Transcreva na íntegra, sem qualquer alteração, o texto sobre a tramitação do processo arbitral apresentado abaixo.

══ TEXTO PARA LEITURA ══

Notificado o Requerido por ofício de 2013.09.26, ao abrigo do disposto no artigo 9.º n.º 3 do Regulamento de Arbitragem do CAAD, por requerimento de 2013.10.02, subscrito pelo seu Presidente, de consonância com o disposto no artigo 184.º n.º 2 do Código de Processo nos Tribunais Administrativos (CPTA), este manifestou a sua aceitação de outorga de compromisso arbitral, o qual satisfaz plenamente os requisitos legalmente exigidos para essa convenção, vertidos no artigo 2.º da Lei da Arbitragem Voluntária, aprovada pela Lei n.º 63/2011, de 14 de dezembro.
Outorgado o compromisso arbitral, a Requerente apresentou a sua petição em 2013.10.23, acompanhada de dois documentos, tendo sido promovida a citação do Requerido.
Não tendo sido apresentada contestação, foi validamente constituído o presente tribunal arbitral e foi proferido despacho em 2014.02.07, determinando ao Requerido que procedesse à juntada do processo administrativo ou de todos os documentos que possuísse respeitantes à matéria do processo.
Por requerimento de 2014.02.14, o Requerido solicitou a juntada aos autos do contrato de trabalho em funções públicas celebrado com a Requerente, afirmando ser este o único documento na sua posse respeitante à matéria do processo, o que foi notificado à Requerente.
Por despacho de 2014.03.11 foram as partes notificadas para alegações facultativas e, ainda, por despacho de 2014.04.30 foi a Requerente notificada para proceder à eventual juntada do documento n.º 3 referenciado no artigo 6.º da sua petição, o que satisfez por requerimento cuja juntada aos autos foi igualmente determinada.

═══
══ CONTEÚDO DOS DADOS ══

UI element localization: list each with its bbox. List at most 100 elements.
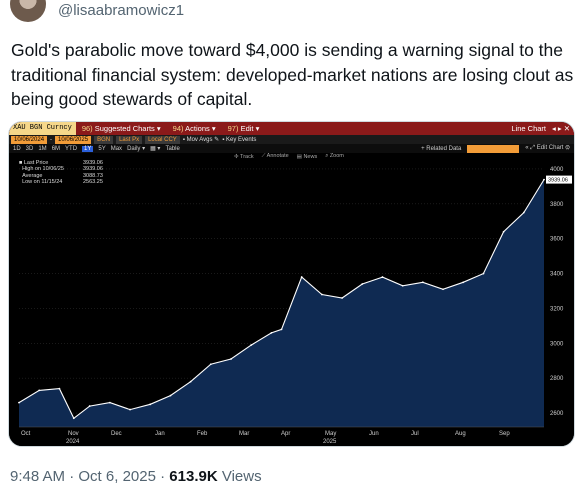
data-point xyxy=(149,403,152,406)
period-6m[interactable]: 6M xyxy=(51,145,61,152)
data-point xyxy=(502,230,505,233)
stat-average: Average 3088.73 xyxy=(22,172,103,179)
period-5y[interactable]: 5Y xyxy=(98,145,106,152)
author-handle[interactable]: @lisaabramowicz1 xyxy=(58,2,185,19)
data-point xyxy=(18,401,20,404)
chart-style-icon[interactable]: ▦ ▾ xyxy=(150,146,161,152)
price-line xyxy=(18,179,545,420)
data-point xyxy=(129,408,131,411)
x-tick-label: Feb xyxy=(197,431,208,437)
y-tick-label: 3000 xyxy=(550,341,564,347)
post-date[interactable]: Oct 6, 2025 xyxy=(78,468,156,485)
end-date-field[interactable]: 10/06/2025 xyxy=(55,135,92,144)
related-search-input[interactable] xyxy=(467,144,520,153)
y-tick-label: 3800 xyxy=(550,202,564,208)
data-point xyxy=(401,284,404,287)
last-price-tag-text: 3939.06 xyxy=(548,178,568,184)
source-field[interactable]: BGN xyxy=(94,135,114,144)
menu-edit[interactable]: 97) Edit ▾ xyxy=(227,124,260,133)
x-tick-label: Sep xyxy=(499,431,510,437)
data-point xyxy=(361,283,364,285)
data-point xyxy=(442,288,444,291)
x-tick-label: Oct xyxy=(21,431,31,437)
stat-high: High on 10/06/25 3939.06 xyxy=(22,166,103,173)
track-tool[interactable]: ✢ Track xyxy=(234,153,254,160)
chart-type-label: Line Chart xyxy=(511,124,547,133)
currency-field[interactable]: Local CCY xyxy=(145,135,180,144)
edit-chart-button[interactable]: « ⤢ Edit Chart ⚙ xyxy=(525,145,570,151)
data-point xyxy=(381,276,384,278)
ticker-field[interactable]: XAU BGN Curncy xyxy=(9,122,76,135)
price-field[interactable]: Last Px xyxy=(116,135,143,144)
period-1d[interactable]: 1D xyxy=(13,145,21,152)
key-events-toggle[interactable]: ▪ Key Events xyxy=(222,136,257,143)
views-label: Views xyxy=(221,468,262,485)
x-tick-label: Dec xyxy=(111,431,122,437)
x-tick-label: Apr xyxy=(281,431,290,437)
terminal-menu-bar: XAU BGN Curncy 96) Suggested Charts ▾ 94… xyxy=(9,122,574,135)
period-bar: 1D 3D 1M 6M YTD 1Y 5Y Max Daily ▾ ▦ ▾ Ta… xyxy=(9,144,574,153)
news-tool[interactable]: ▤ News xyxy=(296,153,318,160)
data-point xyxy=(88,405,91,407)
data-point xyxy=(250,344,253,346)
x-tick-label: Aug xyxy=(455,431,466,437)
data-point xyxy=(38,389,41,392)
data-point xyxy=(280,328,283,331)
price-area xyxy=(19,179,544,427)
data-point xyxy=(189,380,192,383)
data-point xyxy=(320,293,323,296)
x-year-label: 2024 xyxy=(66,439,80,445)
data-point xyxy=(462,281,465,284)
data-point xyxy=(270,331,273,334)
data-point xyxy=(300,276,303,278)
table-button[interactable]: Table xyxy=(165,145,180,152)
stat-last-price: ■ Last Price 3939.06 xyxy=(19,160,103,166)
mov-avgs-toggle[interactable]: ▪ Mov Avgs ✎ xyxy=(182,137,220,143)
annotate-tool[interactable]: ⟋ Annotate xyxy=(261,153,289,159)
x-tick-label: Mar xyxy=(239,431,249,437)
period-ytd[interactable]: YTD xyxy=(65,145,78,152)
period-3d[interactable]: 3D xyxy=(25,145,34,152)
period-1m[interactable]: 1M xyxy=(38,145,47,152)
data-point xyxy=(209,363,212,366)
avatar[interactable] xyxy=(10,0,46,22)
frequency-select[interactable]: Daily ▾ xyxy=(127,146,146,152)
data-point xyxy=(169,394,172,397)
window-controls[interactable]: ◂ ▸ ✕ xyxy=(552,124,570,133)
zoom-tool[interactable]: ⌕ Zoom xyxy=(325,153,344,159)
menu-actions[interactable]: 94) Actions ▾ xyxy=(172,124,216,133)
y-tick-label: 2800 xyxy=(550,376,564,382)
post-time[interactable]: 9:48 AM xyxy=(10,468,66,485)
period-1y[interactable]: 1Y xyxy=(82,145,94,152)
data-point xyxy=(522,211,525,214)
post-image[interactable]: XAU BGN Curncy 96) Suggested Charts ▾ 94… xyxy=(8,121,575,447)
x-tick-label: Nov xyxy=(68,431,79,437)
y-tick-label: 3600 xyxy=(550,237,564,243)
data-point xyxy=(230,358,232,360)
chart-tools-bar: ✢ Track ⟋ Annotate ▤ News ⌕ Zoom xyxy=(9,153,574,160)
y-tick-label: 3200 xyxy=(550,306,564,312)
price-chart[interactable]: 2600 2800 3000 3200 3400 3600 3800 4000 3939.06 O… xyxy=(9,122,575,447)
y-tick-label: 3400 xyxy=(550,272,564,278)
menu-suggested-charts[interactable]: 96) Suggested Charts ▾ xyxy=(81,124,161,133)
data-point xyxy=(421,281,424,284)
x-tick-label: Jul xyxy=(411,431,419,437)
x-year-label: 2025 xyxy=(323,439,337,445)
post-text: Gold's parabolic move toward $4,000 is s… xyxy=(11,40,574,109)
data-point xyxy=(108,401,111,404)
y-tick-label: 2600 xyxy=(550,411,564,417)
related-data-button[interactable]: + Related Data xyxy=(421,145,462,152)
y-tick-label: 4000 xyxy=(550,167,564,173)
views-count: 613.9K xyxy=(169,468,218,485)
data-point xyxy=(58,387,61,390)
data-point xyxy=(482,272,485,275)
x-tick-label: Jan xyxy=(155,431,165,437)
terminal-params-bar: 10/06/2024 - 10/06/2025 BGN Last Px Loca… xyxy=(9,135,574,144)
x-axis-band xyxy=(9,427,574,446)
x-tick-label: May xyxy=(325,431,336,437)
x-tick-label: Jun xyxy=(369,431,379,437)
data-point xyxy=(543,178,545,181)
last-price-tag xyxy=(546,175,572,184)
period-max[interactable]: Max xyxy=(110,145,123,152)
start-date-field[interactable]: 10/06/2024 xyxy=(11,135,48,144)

═══

= RESULTADO DA TAREFA =
Notificado o Requerido por ofício de 2013.09.26, ao abrigo do disposto no artigo 9.º n.º 3 do Regulamento de Arbitragem do CAAD, por requerimento de 2013.10.02, subscrito pelo seu Presidente, de consonância com o disposto no artigo 184.º n.º 2 do Código de Processo nos Tribunais Administrativos (CPTA), este manifestou a sua aceitação de outorga de compromisso arbitral, o qual satisfaz plenamente os requisitos legalmente exigidos para essa convenção, vertidos no artigo 2.º da Lei da Arbitragem Voluntária, aprovada pela Lei n.º 63/2011, de 14 de dezembro.
Outorgado o compromisso arbitral, a Requerente apresentou a sua petição em 2013.10.23, acompanhada de dois documentos, tendo sido promovida a citação do Requerido.
Não tendo sido apresentada contestação, foi validamente constituído o presente tribunal arbitral e foi proferido despacho em 2014.02.07, determinando ao Requerido que procedesse à juntada do processo administrativo ou de todos os documentos que possuísse respeitantes à matéria do processo.
Por requerimento de 2014.02.14, o Requerido solicitou a juntada aos autos do contrato de trabalho em funções públicas celebrado com a Requerente, afirmando ser este o único documento na sua posse respeitante à matéria do processo, o que foi notificado à Requerente.
Por despacho de 2014.03.11 foram as partes notificadas para alegações facultativas e, ainda, por despacho de 2014.04.30 foi a Requerente notificada para proceder à eventual juntada do documento n.º 3 referenciado no artigo 6.º da sua petição, o que satisfez por requerimento cuja juntada aos autos foi igualmente determinada.